From the entries that follow, list every line in which the string "more" appears.

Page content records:
====
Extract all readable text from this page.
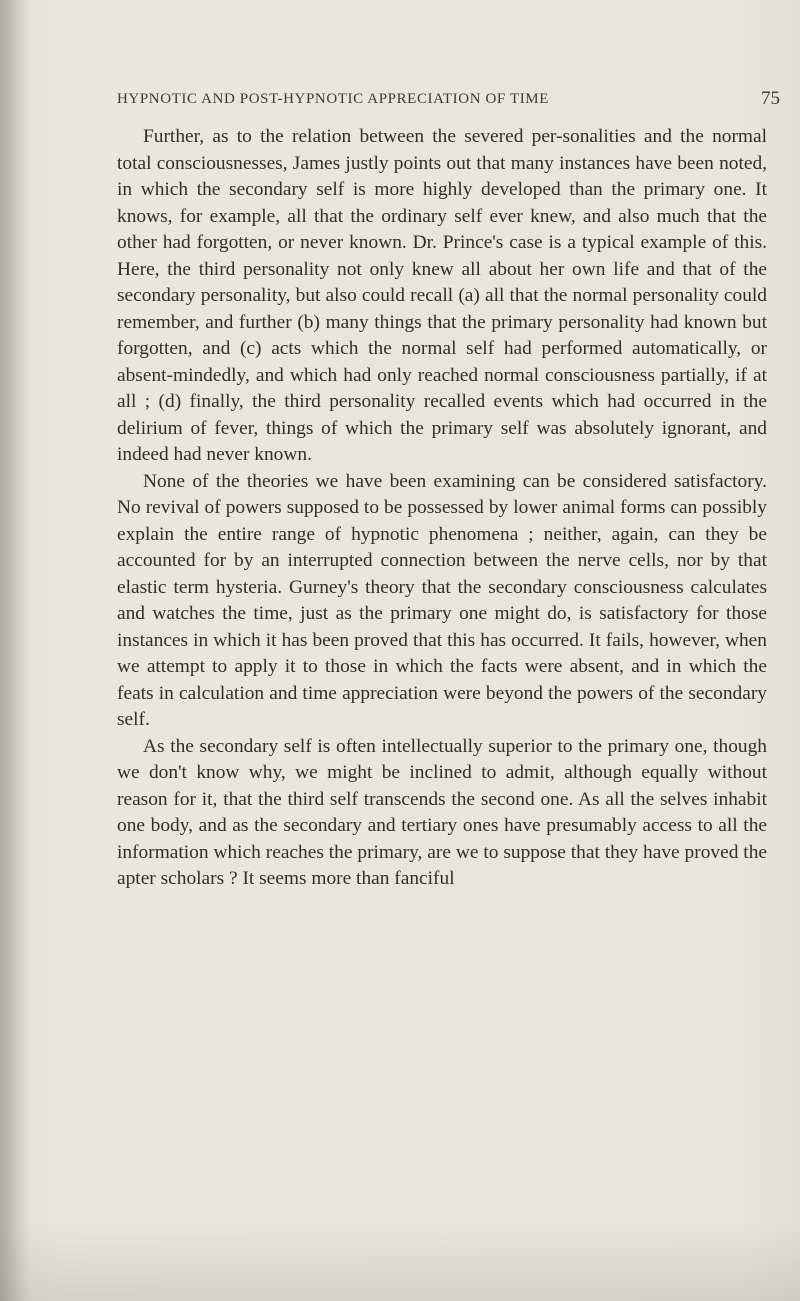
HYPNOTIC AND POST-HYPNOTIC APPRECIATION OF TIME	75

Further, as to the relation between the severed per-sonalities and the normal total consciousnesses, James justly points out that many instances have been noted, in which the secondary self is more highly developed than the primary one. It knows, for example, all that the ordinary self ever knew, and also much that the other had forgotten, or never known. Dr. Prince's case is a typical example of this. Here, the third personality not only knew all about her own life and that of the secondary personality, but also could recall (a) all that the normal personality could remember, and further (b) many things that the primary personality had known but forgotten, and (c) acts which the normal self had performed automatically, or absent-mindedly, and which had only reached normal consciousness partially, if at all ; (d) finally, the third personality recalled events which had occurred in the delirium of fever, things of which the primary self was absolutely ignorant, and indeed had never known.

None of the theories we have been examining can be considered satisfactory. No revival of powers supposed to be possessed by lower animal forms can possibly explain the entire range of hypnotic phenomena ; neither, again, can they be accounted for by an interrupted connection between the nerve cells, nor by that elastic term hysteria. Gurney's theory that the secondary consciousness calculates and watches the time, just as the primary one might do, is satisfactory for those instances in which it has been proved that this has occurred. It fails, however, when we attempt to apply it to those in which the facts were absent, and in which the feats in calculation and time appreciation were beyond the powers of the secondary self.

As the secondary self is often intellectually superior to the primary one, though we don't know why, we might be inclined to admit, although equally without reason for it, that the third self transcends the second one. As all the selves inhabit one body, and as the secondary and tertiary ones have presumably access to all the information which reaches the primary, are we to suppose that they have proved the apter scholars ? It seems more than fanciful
====
Answer below
Further, as to the relation between the severed per-sonalities and the normal total consciousnesses, James justly points out that many instances have been noted, in which the secondary self is more highly developed than the primary one. It knows, for example, all that the ordinary self ever knew, and also much that the other had forgotten, or never known. Dr. Prince's case is a typical example of this. Here, the third personality not only knew all about her own life and that of the secondary personality, but also could recall (a) all that the normal personality could remember, and further (b) many things that the primary personality had known but forgotten, and (c) acts which the normal self had performed automatically, or absent-mindedly, and which had only reached normal consciousness partially, if at all ; (d) finally, the third personality recalled events which had occurred in the delirium of fever, things of which the primary self was absolutely ignorant, and indeed had never known.
As the secondary self is often intellectually superior to the primary one, though we don't know why, we might be inclined to admit, although equally without reason for it, that the third self transcends the second one. As all the selves inhabit one body, and as the secondary and tertiary ones have presumably access to all the information which reaches the primary, are we to suppose that they have proved the apter scholars ? It seems more than fanciful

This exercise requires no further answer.